• [Your goal]:
Copy out all the records exactly.

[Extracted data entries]
■ ■ ■ ■ ■
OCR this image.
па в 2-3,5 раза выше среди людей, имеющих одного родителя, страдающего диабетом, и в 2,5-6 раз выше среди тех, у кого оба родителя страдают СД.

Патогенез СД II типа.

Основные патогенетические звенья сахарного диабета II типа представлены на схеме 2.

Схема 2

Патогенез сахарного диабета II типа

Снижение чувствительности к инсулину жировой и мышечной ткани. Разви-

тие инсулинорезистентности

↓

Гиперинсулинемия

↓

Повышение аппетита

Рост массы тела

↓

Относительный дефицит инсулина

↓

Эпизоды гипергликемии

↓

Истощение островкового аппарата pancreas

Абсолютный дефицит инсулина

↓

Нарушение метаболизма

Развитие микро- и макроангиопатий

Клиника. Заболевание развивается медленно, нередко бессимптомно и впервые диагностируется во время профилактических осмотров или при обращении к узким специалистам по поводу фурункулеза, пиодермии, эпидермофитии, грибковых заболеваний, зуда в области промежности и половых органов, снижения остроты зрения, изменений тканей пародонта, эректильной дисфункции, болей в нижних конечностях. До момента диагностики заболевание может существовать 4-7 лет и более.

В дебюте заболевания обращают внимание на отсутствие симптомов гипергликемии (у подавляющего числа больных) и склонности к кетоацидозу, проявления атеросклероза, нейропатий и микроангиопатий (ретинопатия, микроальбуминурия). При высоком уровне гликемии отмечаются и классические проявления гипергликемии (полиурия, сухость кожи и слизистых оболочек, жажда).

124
■ ■ ■ ■ ■
• [Solution to the problem]:
OCR this image.
па в 2-3,5 раза выше среди людей, имеющих одного родителя, страдающего диабетом, и в 2,5-6 раз выше среди тех, у кого оба родителя страдают СД.

Патогенез СД II типа.

Основные патогенетические звенья сахарного диабета II типа представлены на схеме 2.

Схема 2

Патогенез сахарного диабета II типа

Снижение чувствительности к инсулину жировой и мышечной ткани. Разви-

тие инсулинорезистентности

↓

Гиперинсулинемия

↓

Повышение аппетита

Рост массы тела

↓

Относительный дефицит инсулина

↓

Эпизоды гипергликемии

↓

Истощение островкового аппарата pancreas

Абсолютный дефицит инсулина

↓

Нарушение метаболизма

Развитие микро- и макроангиопатий

Клиника. Заболевание развивается медленно, нередко бессимптомно и впервые диагностируется во время профилактических осмотров или при обращении к узким специалистам по поводу фурункулеза, пиодермии, эпидермофитии, грибковых заболеваний, зуда в области промежности и половых органов, снижения остроты зрения, изменений тканей пародонта, эректильной дисфункции, болей в нижних конечностях. До момента диагностики заболевание может существовать 4-7 лет и более.

В дебюте заболевания обращают внимание на отсутствие симптомов гипергликемии (у подавляющего числа больных) и склонности к кетоацидозу, проявления атеросклероза, нейропатий и микроангиопатий (ретинопатия, микроальбуминурия). При высоком уровне гликемии отмечаются и классические проявления гипергликемии (полиурия, сухость кожи и слизистых оболочек, жажда).

124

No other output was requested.